• EXERCISE PROMPT
Return every line of the data below that includes the string "your".

== RECORD SET ==

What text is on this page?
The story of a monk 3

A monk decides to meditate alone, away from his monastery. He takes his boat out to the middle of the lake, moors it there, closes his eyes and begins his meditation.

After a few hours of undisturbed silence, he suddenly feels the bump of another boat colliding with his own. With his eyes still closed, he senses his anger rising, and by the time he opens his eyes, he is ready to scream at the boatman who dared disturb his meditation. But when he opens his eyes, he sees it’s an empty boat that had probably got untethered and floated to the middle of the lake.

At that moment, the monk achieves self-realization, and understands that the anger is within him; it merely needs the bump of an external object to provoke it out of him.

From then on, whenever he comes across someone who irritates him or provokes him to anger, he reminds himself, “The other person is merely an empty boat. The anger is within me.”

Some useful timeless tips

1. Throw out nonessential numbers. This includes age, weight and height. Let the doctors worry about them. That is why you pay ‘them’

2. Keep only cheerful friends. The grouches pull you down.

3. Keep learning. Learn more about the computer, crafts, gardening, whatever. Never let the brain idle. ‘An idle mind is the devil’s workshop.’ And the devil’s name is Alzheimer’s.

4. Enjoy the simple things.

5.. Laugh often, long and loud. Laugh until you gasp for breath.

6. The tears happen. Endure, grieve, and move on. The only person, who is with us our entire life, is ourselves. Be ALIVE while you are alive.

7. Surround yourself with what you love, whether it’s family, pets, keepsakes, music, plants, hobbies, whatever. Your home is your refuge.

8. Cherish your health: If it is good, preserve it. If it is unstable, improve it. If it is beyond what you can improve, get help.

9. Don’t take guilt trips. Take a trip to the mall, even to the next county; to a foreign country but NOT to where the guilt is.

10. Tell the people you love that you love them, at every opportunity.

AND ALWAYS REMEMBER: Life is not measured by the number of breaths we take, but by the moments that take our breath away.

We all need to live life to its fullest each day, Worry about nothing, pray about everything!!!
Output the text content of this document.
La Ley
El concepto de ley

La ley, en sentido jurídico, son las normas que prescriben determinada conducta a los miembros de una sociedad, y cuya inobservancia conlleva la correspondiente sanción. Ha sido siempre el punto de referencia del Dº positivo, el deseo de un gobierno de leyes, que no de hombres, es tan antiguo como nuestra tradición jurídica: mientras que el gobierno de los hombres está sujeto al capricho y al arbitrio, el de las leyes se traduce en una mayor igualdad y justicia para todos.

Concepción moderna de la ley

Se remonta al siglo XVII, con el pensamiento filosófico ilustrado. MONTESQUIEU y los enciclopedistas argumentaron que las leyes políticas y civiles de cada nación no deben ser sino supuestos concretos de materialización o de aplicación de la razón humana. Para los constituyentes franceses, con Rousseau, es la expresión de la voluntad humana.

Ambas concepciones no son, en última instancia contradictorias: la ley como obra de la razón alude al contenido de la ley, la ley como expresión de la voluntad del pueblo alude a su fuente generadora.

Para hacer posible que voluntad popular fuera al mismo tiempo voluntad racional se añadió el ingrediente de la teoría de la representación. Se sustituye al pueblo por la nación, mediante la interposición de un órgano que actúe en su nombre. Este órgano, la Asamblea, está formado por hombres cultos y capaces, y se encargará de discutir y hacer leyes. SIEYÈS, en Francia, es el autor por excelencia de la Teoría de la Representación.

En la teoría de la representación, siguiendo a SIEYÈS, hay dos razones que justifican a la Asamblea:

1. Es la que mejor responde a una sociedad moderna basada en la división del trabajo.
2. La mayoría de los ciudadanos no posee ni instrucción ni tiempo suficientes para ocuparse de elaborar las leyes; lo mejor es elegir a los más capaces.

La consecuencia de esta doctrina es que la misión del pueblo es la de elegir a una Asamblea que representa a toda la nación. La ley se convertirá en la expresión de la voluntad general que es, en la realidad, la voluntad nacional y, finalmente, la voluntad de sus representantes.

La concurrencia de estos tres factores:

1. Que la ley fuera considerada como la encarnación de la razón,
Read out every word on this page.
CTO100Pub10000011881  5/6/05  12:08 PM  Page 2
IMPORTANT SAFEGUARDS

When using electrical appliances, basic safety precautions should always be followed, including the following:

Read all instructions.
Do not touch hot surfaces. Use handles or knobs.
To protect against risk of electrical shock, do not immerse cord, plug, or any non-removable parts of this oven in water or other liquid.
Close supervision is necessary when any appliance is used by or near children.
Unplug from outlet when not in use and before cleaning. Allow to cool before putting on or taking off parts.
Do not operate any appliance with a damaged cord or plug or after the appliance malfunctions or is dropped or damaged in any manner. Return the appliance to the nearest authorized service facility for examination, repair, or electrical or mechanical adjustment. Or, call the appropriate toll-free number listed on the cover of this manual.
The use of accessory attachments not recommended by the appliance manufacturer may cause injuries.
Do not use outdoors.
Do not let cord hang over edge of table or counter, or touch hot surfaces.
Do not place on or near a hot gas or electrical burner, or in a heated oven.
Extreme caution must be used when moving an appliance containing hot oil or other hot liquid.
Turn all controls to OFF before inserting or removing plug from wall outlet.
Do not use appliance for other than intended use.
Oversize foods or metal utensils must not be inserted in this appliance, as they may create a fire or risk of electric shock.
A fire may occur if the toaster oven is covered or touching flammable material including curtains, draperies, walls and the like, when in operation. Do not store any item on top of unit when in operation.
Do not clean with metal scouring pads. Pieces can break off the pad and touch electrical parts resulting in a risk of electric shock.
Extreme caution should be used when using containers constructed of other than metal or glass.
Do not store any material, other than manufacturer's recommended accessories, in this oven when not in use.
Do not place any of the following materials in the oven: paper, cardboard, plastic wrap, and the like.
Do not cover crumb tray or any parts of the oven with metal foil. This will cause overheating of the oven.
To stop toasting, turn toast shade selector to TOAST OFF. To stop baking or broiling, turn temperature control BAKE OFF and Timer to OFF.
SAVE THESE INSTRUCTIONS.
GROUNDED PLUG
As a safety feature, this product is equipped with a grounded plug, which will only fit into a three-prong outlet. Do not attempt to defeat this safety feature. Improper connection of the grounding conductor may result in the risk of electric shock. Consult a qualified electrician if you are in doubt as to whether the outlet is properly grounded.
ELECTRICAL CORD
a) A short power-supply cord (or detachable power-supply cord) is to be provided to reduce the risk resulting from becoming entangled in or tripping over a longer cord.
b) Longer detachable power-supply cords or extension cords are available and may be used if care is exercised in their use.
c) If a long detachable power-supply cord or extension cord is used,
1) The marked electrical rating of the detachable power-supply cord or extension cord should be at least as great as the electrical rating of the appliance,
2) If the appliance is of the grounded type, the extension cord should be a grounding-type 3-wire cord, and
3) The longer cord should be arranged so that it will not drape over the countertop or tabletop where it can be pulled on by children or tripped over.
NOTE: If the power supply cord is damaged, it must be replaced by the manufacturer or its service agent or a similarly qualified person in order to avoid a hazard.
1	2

===

• WRITTEN REPLY
7. Surround yourself with what you love, whether it’s family, pets, keepsakes, music, plants, hobbies, whatever. Your home is your refuge.
8. Cherish your health: If it is good, preserve it. If it is unstable, improve it. If it is beyond what you can improve, get help.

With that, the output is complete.